Work to do:
Reproduce the records below in full and exactly, without their images.

Recorded data:

···

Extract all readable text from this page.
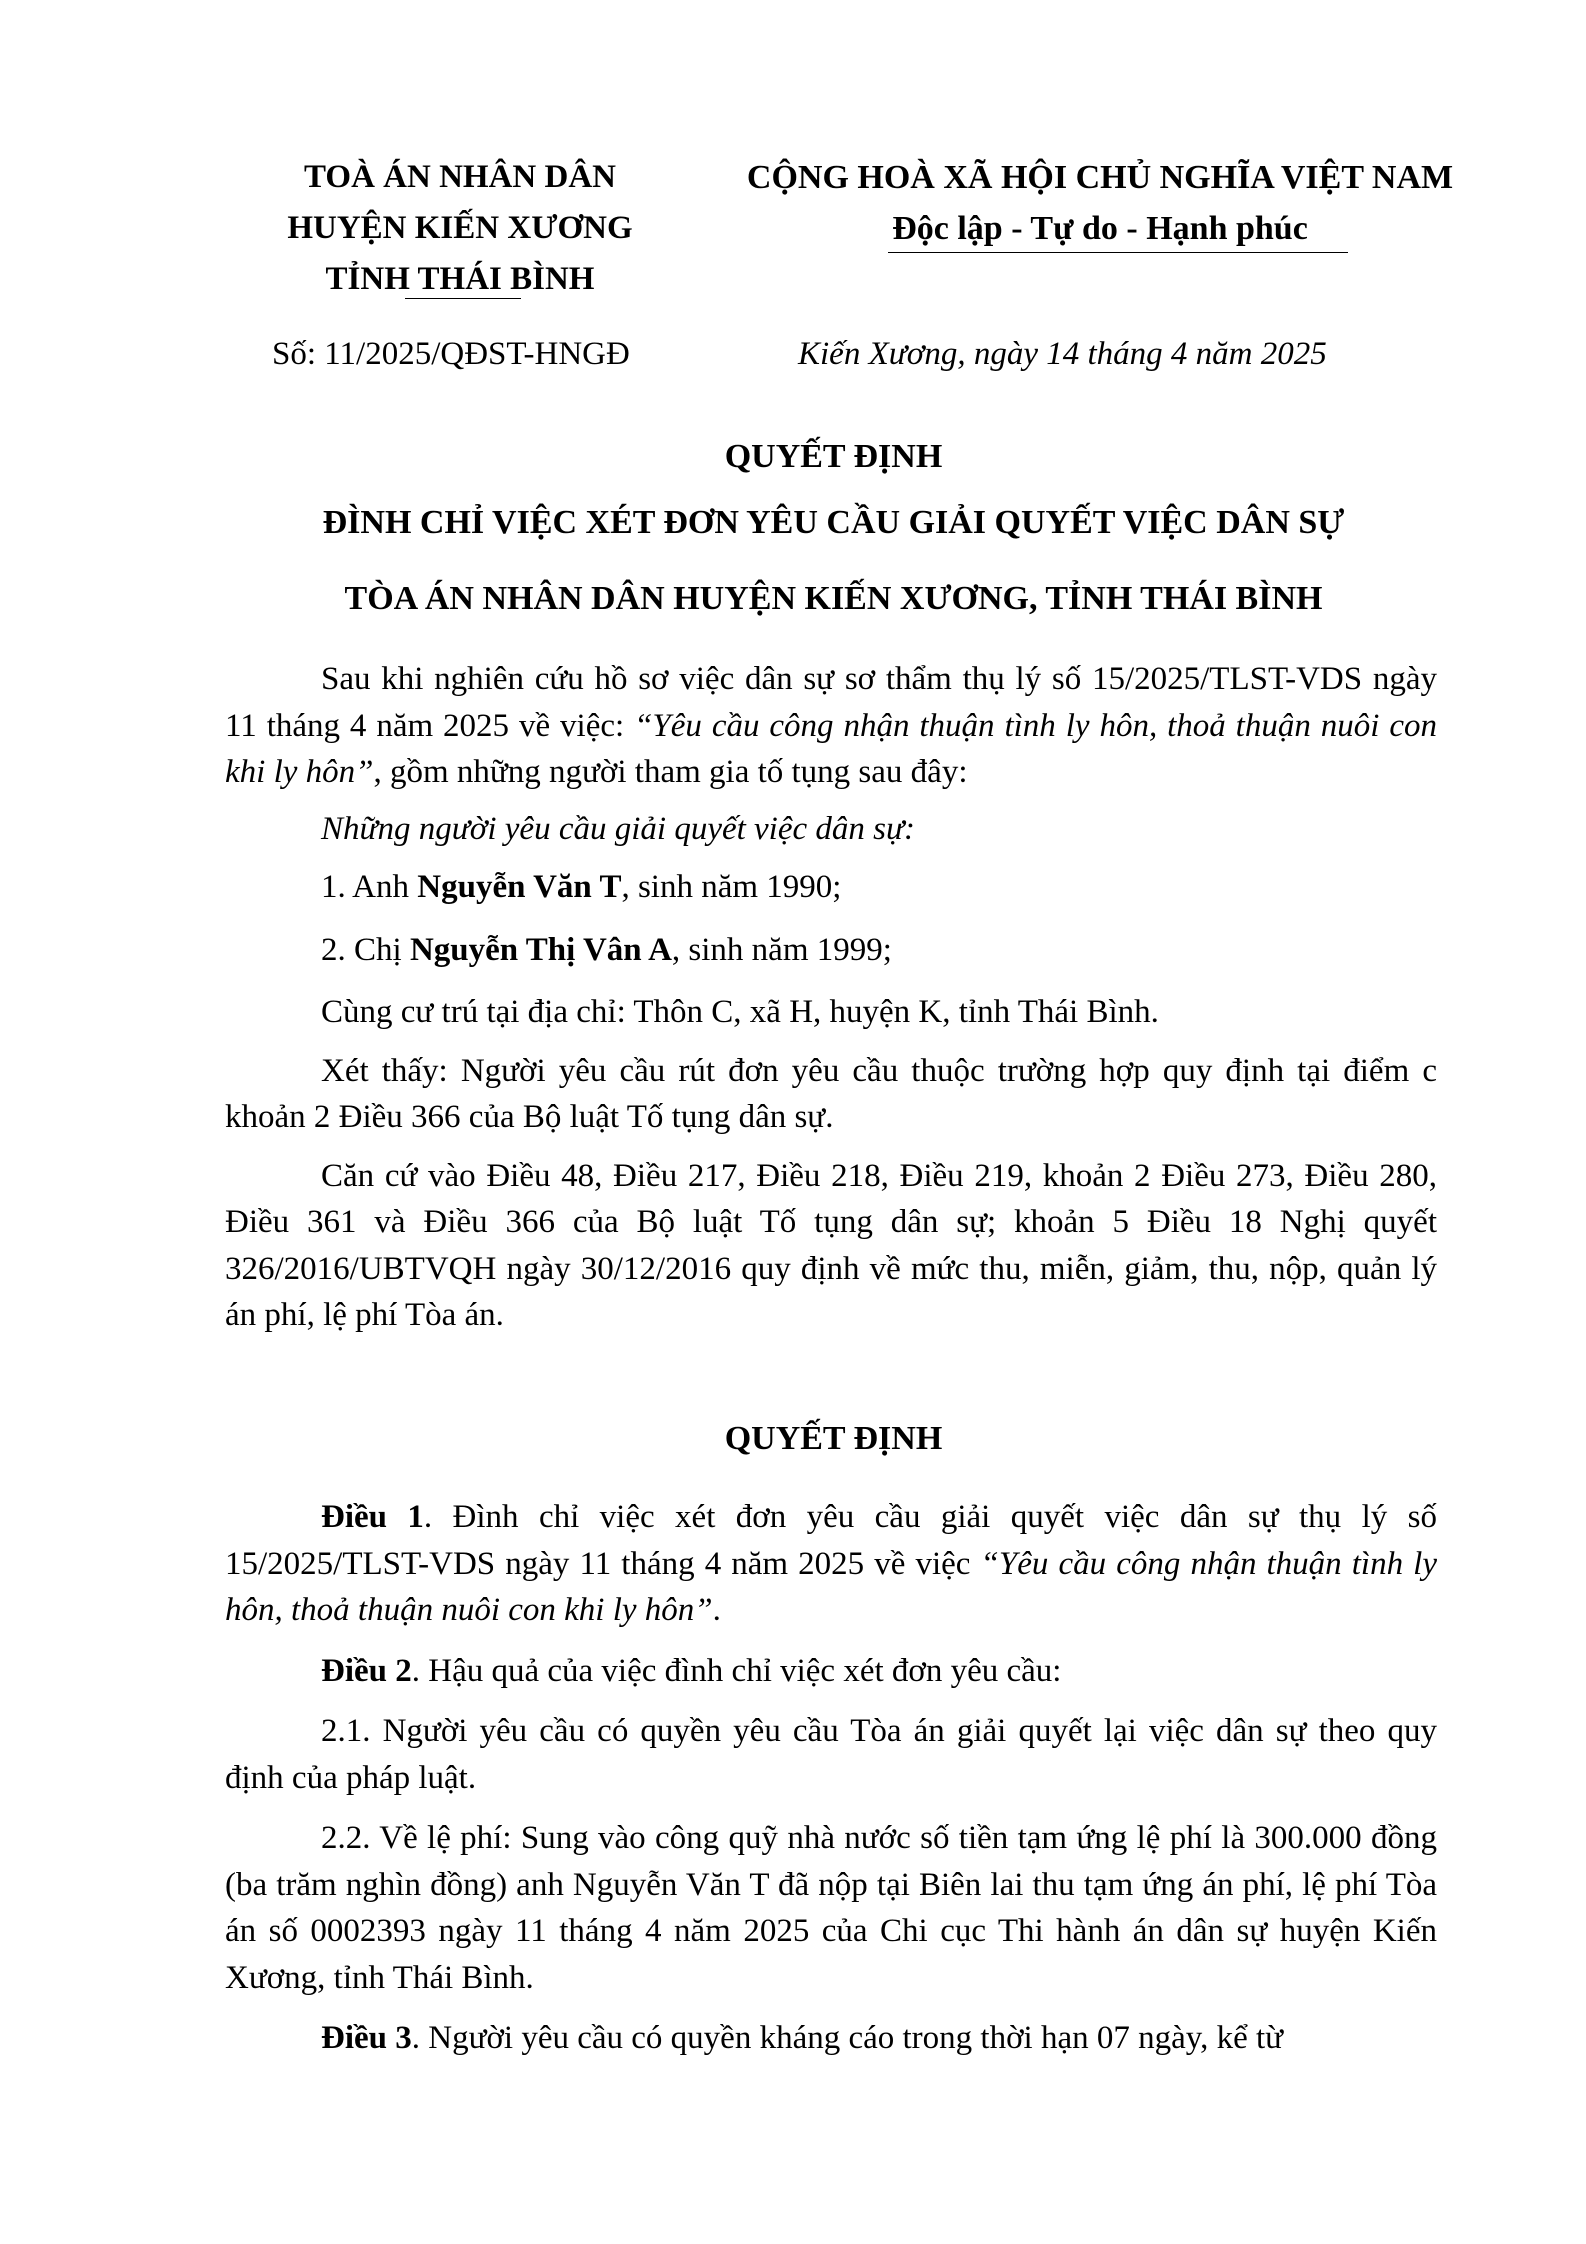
TOÀ ÁN NHÂN DÂN
HUYỆN KIẾN XƯƠNG
TỈNH THÁI BÌNH
CỘNG HOÀ XÃ HỘI CHỦ NGHĨA VIỆT NAM
Độc lập - Tự do - Hạnh phúc
Số: 11/2025/QĐST-HNGĐ	Kiến Xương, ngày 14 tháng 4 năm 2025
QUYẾT ĐỊNH
ĐÌNH CHỈ VIỆC XÉT ĐƠN YÊU CẦU GIẢI QUYẾT VIỆC DÂN SỰ
TÒA ÁN NHÂN DÂN HUYỆN KIẾN XƯƠNG, TỈNH THÁI BÌNH

Sau khi nghiên cứu hồ sơ việc dân sự sơ thẩm thụ lý số 15/2025/TLST-VDS ngày 11 tháng 4 năm 2025 về việc: “Yêu cầu công nhận thuận tình ly hôn, thoả thuận nuôi con khi ly hôn”, gồm những người tham gia tố tụng sau đây:

Những người yêu cầu giải quyết việc dân sự:

1. Anh Nguyễn Văn T, sinh năm 1990;

2. Chị Nguyễn Thị Vân A, sinh năm 1999;

Cùng cư trú tại địa chỉ: Thôn C, xã H, huyện K, tỉnh Thái Bình.

Xét thấy: Người yêu cầu rút đơn yêu cầu thuộc trường hợp quy định tại điểm c khoản 2 Điều 366 của Bộ luật Tố tụng dân sự.

Căn cứ vào Điều 48, Điều 217, Điều 218, Điều 219, khoản 2 Điều 273, Điều 280, Điều 361 và Điều 366 của Bộ luật Tố tụng dân sự; khoản 5 Điều 18 Nghị quyết 326/2016/UBTVQH ngày 30/12/2016 quy định về mức thu, miễn, giảm, thu, nộp, quản lý án phí, lệ phí Tòa án.

QUYẾT ĐỊNH

Điều 1. Đình chỉ việc xét đơn yêu cầu giải quyết việc dân sự thụ lý số 15/2025/TLST-VDS ngày 11 tháng 4 năm 2025 về việc “Yêu cầu công nhận thuận tình ly hôn, thoả thuận nuôi con khi ly hôn”.

Điều 2. Hậu quả của việc đình chỉ việc xét đơn yêu cầu:

2.1. Người yêu cầu có quyền yêu cầu Tòa án giải quyết lại việc dân sự theo quy định của pháp luật.

2.2. Về lệ phí: Sung vào công quỹ nhà nước số tiền tạm ứng lệ phí là 300.000 đồng (ba trăm nghìn đồng) anh Nguyễn Văn T đã nộp tại Biên lai thu tạm ứng án phí, lệ phí Tòa án số 0002393 ngày 11 tháng 4 năm 2025 của Chi cục Thi hành án dân sự huyện Kiến Xương, tỉnh Thái Bình.

Điều 3. Người yêu cầu có quyền kháng cáo trong thời hạn 07 ngày, kể từ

···

Correct result:
Extract all readable text from this page.
TOÀ ÁN NHÂN DÂN
HUYỆN KIẾN XƯƠNG
TỈNH THÁI BÌNH
CỘNG HOÀ XÃ HỘI CHỦ NGHĨA VIỆT NAM
Độc lập - Tự do - Hạnh phúc
Số: 11/2025/QĐST-HNGĐ	Kiến Xương, ngày 14 tháng 4 năm 2025
QUYẾT ĐỊNH
ĐÌNH CHỈ VIỆC XÉT ĐƠN YÊU CẦU GIẢI QUYẾT VIỆC DÂN SỰ
TÒA ÁN NHÂN DÂN HUYỆN KIẾN XƯƠNG, TỈNH THÁI BÌNH

Sau khi nghiên cứu hồ sơ việc dân sự sơ thẩm thụ lý số 15/2025/TLST-VDS ngày 11 tháng 4 năm 2025 về việc: “Yêu cầu công nhận thuận tình ly hôn, thoả thuận nuôi con khi ly hôn”, gồm những người tham gia tố tụng sau đây:

Những người yêu cầu giải quyết việc dân sự:

1. Anh Nguyễn Văn T, sinh năm 1990;

2. Chị Nguyễn Thị Vân A, sinh năm 1999;

Cùng cư trú tại địa chỉ: Thôn C, xã H, huyện K, tỉnh Thái Bình.

Xét thấy: Người yêu cầu rút đơn yêu cầu thuộc trường hợp quy định tại điểm c khoản 2 Điều 366 của Bộ luật Tố tụng dân sự.

Căn cứ vào Điều 48, Điều 217, Điều 218, Điều 219, khoản 2 Điều 273, Điều 280, Điều 361 và Điều 366 của Bộ luật Tố tụng dân sự; khoản 5 Điều 18 Nghị quyết 326/2016/UBTVQH ngày 30/12/2016 quy định về mức thu, miễn, giảm, thu, nộp, quản lý án phí, lệ phí Tòa án.

QUYẾT ĐỊNH

Điều 1. Đình chỉ việc xét đơn yêu cầu giải quyết việc dân sự thụ lý số 15/2025/TLST-VDS ngày 11 tháng 4 năm 2025 về việc “Yêu cầu công nhận thuận tình ly hôn, thoả thuận nuôi con khi ly hôn”.

Điều 2. Hậu quả của việc đình chỉ việc xét đơn yêu cầu:

2.1. Người yêu cầu có quyền yêu cầu Tòa án giải quyết lại việc dân sự theo quy định của pháp luật.

2.2. Về lệ phí: Sung vào công quỹ nhà nước số tiền tạm ứng lệ phí là 300.000 đồng (ba trăm nghìn đồng) anh Nguyễn Văn T đã nộp tại Biên lai thu tạm ứng án phí, lệ phí Tòa án số 0002393 ngày 11 tháng 4 năm 2025 của Chi cục Thi hành án dân sự huyện Kiến Xương, tỉnh Thái Bình.

Điều 3. Người yêu cầu có quyền kháng cáo trong thời hạn 07 ngày, kể từ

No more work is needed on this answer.